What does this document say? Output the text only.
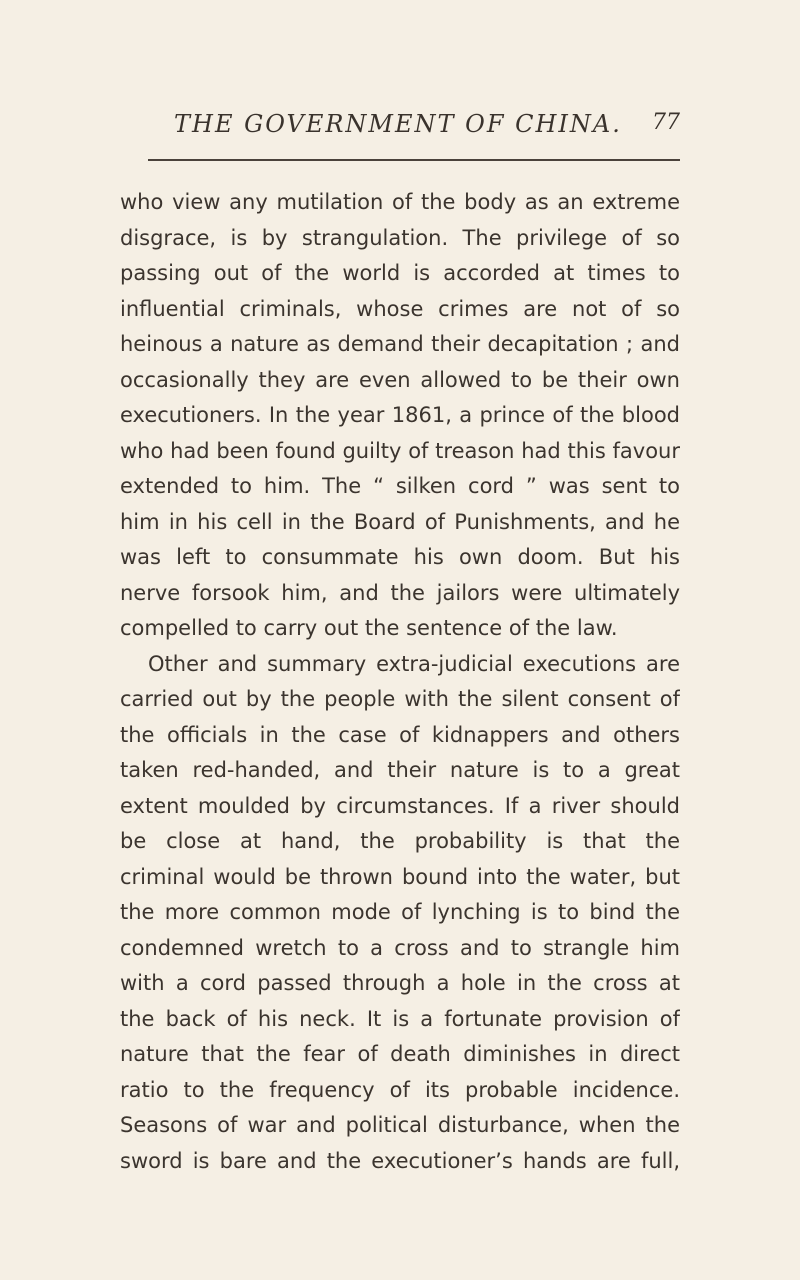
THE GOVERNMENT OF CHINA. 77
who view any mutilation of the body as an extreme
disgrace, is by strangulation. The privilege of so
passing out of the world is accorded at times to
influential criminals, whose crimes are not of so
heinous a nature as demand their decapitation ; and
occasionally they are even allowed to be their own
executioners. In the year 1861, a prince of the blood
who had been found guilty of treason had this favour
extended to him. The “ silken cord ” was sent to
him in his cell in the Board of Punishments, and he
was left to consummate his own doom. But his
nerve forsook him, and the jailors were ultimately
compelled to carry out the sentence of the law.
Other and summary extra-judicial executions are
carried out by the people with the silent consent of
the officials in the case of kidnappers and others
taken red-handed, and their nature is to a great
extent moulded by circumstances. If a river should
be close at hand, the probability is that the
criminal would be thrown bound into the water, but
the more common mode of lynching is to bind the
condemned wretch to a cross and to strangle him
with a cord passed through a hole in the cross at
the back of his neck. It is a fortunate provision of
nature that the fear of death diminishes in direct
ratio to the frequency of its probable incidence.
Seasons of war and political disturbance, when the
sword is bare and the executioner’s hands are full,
━━━━━━━━━━
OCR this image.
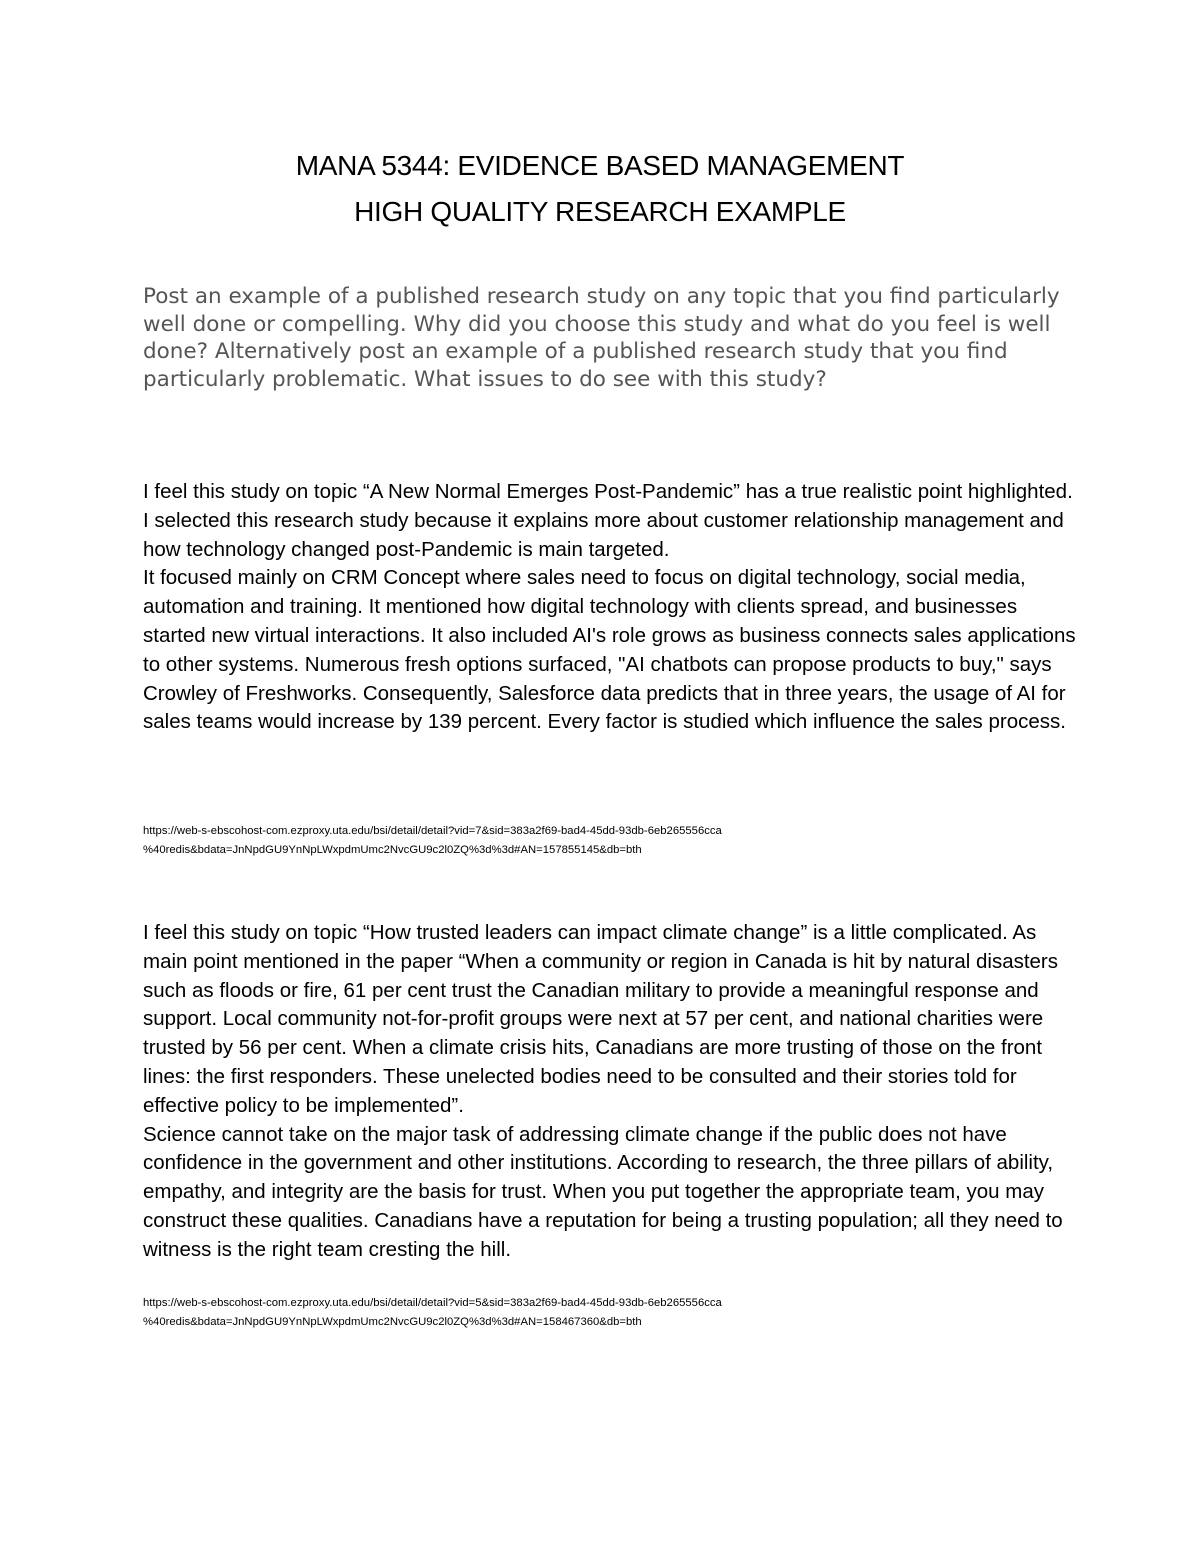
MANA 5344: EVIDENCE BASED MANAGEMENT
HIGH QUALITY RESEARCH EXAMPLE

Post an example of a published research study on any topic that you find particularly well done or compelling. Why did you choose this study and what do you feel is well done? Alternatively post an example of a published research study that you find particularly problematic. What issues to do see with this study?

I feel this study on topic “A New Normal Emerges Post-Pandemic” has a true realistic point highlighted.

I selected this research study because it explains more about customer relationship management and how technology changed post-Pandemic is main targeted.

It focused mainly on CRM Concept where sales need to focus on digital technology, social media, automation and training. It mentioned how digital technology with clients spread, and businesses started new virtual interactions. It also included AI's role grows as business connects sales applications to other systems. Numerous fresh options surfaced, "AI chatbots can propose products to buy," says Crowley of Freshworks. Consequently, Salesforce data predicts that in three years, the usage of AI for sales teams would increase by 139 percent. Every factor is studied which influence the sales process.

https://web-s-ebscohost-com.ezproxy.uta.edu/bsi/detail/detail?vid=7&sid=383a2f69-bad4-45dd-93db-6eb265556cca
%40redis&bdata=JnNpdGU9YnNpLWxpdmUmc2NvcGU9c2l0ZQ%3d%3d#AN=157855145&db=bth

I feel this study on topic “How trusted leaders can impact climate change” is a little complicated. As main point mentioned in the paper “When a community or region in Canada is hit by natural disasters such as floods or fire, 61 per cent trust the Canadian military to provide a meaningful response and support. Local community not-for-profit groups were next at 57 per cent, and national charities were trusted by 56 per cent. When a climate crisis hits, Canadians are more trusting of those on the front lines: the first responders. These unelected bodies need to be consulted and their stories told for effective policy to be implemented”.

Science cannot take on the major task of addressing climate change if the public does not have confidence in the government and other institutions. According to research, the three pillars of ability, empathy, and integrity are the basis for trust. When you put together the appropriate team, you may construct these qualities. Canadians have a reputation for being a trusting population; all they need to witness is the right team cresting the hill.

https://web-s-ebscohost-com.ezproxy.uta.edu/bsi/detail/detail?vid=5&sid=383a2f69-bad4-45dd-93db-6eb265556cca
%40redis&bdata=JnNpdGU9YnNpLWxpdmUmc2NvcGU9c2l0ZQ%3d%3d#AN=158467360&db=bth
━━━━━━━━━━
## GIVEN INSTRUCTION
List all lines above in which the string "ebscohost" appears.

## RESULT OF THE EXERCISE
https://web-s-ebscohost-com.ezproxy.uta.edu/bsi/detail/detail?vid=7&sid=383a2f69-bad4-45dd-93db-6eb265556cca
https://web-s-ebscohost-com.ezproxy.uta.edu/bsi/detail/detail?vid=5&sid=383a2f69-bad4-45dd-93db-6eb265556cca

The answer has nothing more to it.